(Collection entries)
● ● ●

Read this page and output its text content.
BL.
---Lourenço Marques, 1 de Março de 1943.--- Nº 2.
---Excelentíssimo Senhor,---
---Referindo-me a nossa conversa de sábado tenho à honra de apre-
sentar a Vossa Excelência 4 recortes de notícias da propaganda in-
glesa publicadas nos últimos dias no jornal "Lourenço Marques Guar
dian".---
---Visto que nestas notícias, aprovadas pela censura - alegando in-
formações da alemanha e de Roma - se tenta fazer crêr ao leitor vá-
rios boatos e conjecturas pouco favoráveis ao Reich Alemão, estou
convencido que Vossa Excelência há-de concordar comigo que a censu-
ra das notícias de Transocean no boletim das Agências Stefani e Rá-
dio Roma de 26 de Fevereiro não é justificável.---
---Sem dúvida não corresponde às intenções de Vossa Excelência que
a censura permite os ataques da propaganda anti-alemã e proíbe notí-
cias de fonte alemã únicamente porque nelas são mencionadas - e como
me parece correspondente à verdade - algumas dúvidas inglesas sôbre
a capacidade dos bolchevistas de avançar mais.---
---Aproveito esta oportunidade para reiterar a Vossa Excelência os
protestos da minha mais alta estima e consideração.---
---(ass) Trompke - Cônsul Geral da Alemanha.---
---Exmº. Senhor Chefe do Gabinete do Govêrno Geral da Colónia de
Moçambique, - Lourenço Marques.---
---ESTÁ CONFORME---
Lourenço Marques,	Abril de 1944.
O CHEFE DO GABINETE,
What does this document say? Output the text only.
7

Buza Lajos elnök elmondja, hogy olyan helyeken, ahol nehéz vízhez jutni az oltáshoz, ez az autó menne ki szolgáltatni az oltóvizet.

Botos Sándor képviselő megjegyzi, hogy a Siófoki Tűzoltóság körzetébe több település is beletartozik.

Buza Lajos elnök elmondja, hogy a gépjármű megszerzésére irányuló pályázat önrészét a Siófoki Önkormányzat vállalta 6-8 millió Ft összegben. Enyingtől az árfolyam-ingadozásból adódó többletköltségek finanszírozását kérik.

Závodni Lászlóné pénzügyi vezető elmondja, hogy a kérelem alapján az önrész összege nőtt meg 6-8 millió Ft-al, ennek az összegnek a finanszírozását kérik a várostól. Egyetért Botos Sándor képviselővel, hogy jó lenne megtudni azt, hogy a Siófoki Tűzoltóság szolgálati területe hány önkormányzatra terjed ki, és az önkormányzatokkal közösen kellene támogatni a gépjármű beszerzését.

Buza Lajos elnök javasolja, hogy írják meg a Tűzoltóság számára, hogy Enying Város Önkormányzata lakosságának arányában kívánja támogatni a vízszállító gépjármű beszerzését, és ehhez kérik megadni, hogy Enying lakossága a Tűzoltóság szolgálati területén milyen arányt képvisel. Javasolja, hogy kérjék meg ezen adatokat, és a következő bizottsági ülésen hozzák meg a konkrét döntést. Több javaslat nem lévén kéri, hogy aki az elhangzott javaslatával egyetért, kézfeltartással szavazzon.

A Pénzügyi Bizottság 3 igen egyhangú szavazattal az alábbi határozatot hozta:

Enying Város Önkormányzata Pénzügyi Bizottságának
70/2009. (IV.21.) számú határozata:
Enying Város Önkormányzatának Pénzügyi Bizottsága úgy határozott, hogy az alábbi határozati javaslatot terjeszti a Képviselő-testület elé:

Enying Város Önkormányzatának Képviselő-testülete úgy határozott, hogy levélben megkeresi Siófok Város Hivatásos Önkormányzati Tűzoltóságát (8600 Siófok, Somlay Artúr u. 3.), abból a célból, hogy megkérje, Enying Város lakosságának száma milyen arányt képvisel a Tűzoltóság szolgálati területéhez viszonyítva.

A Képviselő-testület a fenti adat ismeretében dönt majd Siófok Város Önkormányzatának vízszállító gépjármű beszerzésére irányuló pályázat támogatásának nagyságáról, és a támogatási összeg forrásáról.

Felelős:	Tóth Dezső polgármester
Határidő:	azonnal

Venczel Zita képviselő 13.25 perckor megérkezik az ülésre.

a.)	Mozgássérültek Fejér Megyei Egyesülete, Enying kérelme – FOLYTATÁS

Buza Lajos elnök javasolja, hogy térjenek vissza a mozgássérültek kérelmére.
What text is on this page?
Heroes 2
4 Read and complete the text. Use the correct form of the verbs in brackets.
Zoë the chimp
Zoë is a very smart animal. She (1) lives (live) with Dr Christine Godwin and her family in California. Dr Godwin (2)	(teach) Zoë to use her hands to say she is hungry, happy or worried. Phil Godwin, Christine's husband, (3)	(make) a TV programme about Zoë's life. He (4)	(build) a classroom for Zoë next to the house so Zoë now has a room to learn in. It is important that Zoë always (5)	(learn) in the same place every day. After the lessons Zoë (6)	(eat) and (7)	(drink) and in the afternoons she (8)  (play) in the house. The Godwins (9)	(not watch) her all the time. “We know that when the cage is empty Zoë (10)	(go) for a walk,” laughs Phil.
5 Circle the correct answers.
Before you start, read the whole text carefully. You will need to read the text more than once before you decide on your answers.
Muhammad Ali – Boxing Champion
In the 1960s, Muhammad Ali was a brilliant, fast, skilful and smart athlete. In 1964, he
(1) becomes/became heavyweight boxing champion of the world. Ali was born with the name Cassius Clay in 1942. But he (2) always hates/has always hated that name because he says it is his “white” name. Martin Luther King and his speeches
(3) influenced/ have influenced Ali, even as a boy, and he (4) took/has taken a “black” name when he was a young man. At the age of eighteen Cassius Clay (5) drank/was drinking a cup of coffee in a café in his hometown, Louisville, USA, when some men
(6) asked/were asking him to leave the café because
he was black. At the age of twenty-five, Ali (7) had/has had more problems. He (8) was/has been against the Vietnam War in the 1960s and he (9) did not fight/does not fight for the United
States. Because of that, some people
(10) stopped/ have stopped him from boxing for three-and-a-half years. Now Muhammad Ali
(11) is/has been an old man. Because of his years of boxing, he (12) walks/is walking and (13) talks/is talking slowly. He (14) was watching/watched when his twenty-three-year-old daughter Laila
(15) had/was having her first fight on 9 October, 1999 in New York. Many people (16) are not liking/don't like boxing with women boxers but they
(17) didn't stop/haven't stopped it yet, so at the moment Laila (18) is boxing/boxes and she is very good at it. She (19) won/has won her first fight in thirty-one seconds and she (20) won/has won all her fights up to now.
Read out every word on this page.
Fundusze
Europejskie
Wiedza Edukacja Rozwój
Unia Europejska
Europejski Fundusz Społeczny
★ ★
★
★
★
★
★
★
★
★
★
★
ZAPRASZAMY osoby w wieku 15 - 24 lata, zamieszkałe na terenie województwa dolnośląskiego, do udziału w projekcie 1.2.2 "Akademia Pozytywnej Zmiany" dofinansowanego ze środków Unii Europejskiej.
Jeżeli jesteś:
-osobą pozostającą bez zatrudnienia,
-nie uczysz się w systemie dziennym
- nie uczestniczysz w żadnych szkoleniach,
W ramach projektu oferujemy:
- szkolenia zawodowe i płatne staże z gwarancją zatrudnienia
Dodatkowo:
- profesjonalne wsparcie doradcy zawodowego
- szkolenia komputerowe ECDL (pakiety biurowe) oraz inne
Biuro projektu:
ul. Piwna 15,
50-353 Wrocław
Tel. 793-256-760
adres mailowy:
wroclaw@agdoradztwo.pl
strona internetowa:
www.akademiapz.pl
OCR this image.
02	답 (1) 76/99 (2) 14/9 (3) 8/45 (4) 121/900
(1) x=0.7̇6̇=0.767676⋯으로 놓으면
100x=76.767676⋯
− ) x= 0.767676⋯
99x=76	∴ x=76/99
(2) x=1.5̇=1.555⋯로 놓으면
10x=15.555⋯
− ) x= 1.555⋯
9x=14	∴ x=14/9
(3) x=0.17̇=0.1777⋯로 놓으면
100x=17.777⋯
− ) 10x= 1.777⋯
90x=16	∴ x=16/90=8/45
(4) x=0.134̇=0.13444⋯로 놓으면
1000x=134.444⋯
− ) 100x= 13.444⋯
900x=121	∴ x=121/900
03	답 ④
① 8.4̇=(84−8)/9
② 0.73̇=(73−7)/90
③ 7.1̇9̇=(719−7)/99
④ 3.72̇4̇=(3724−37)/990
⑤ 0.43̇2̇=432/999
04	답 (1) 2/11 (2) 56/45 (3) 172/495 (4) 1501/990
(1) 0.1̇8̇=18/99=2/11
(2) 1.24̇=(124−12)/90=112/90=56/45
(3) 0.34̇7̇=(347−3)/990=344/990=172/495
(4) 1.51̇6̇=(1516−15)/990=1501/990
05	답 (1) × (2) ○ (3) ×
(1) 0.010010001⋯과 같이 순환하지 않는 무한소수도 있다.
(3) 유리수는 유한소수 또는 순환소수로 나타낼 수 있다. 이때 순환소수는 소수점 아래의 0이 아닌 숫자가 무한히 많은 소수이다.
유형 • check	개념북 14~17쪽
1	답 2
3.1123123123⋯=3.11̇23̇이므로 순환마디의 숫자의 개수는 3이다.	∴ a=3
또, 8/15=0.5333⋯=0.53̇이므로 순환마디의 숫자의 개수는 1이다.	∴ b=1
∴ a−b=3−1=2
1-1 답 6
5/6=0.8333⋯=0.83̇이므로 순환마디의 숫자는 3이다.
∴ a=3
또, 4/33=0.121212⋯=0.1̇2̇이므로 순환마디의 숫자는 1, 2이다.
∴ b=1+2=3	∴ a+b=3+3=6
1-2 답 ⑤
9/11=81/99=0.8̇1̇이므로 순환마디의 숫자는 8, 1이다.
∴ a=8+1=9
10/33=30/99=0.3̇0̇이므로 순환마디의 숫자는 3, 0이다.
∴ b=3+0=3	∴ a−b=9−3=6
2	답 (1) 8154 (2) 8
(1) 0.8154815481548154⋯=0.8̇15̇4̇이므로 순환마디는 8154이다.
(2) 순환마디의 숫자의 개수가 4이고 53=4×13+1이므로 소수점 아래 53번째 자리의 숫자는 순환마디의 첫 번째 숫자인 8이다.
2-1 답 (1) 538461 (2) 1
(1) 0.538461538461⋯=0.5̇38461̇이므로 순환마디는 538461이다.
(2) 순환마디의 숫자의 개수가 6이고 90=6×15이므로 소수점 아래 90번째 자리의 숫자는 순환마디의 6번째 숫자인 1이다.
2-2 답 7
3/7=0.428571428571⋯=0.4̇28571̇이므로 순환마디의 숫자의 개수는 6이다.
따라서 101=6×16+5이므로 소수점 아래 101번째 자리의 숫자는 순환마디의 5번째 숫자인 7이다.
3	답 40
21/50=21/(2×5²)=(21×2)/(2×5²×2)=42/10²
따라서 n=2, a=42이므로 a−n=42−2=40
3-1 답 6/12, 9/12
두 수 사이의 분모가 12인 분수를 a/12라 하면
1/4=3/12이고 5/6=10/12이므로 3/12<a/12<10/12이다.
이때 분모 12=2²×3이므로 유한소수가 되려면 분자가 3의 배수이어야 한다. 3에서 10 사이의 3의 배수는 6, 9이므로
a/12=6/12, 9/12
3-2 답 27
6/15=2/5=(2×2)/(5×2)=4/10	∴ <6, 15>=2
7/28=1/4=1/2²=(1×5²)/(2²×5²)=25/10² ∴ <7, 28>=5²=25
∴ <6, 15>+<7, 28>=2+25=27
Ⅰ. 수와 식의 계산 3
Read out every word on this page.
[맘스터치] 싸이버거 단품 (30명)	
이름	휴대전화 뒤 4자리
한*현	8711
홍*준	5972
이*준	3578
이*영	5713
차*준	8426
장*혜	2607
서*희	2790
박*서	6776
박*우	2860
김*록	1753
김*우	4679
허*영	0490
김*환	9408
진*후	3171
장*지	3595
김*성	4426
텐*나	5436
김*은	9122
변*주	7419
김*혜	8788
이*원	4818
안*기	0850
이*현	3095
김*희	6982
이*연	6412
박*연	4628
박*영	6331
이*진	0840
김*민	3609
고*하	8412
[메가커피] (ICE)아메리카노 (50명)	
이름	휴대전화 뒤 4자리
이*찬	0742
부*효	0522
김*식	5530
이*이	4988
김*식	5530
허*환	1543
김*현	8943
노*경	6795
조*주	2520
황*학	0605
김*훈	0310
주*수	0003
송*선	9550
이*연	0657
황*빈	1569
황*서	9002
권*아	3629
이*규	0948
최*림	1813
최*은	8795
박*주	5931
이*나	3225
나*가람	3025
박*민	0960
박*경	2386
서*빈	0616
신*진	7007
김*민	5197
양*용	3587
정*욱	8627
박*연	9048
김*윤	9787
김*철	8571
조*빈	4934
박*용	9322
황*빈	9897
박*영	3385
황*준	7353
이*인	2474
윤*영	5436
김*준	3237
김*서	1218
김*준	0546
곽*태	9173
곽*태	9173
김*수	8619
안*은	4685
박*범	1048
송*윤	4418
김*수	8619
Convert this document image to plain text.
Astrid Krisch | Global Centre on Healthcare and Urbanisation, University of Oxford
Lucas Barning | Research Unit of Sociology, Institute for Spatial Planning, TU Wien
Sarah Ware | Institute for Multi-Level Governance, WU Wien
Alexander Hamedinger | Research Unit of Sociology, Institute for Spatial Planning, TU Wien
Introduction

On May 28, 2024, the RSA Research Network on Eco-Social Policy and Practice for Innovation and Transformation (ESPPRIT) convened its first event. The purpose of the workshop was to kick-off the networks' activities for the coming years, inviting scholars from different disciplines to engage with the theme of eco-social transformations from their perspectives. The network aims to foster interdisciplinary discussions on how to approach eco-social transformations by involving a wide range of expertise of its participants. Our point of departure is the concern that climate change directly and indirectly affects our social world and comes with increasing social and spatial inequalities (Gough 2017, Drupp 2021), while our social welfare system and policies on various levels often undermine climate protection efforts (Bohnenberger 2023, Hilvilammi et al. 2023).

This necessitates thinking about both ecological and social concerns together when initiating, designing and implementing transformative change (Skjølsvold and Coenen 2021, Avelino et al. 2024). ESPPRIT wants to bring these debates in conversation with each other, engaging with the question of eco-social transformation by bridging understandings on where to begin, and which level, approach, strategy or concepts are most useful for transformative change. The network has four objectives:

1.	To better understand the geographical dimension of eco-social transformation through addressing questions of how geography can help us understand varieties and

● ● ●

*Work instructions*.
What is the number of lines in the listing above that contain the string "zatrudnienia"? Give only the number.

*Final answer*.
2